§ **WHAT YOU WILL DO**
Go through the material below and copy all lines with "Trees".
* start *
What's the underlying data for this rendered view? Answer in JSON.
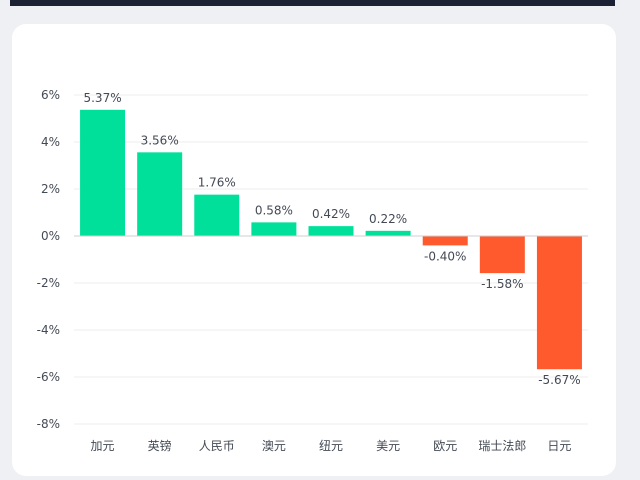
{
  "chart_data": {
    "type": "bar",
    "categories": [
      "加元",
      "英镑",
      "人民币",
      "澳元",
      "纽元",
      "美元",
      "欧元",
      "瑞士法郎",
      "日元"
    ],
    "values": [
      5.37,
      3.56,
      1.76,
      0.58,
      0.42,
      0.22,
      -0.4,
      -1.58,
      -5.67
    ],
    "data_labels": [
      "5.37%",
      "3.56%",
      "1.76%",
      "0.58%",
      "0.42%",
      "0.22%",
      "-0.40%",
      "-1.58%",
      "-5.67%"
    ],
    "title": "",
    "xlabel": "",
    "ylabel": "",
    "ylim": [
      -8,
      6
    ],
    "yticks": [
      6,
      4,
      2,
      0,
      -2,
      -4,
      -6,
      -8
    ],
    "ytick_labels": [
      "6%",
      "4%",
      "2%",
      "0%",
      "-2%",
      "-4%",
      "-6%",
      "-8%"
    ],
    "grid": true,
    "colors": {
      "positive": "#00e09a",
      "negative": "#ff5a2e",
      "grid": "#ececec",
      "zero_line": "#cfcfcf"
    }
  }
}
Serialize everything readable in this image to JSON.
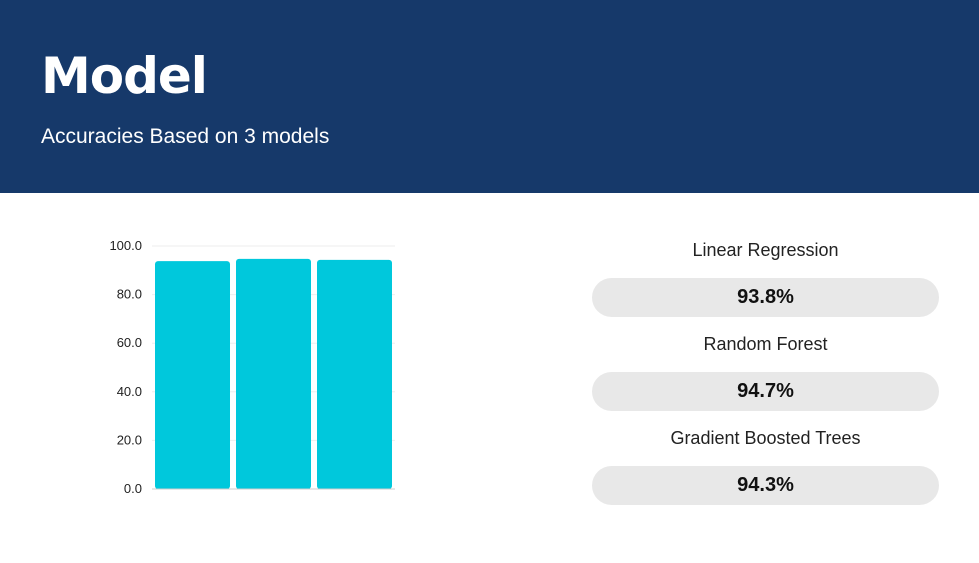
{
  "header": {
    "title": "Model",
    "subtitle": "Accuracies Based on 3 models",
    "background_color": "#16396a"
  },
  "models": [
    {
      "name": "Linear Regression",
      "value_text": "93.8%"
    },
    {
      "name": "Random Forest",
      "value_text": "94.7%"
    },
    {
      "name": "Gradient Boosted Trees",
      "value_text": "94.3%"
    }
  ],
  "chart_data": {
    "type": "bar",
    "categories": [
      "Linear Regression",
      "Random Forest",
      "Gradient Boosted Trees"
    ],
    "values": [
      93.8,
      94.7,
      94.3
    ],
    "ylim": [
      0,
      100
    ],
    "yticks": [
      "0.0",
      "20.0",
      "40.0",
      "60.0",
      "80.0",
      "100.0"
    ],
    "bar_color": "#00c8dc",
    "grid": true,
    "legend": "none"
  }
}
* end *
§ **EXERCISE RESPONSE**
      "name": "Gradient Boosted Trees",
      "Gradient Boosted Trees"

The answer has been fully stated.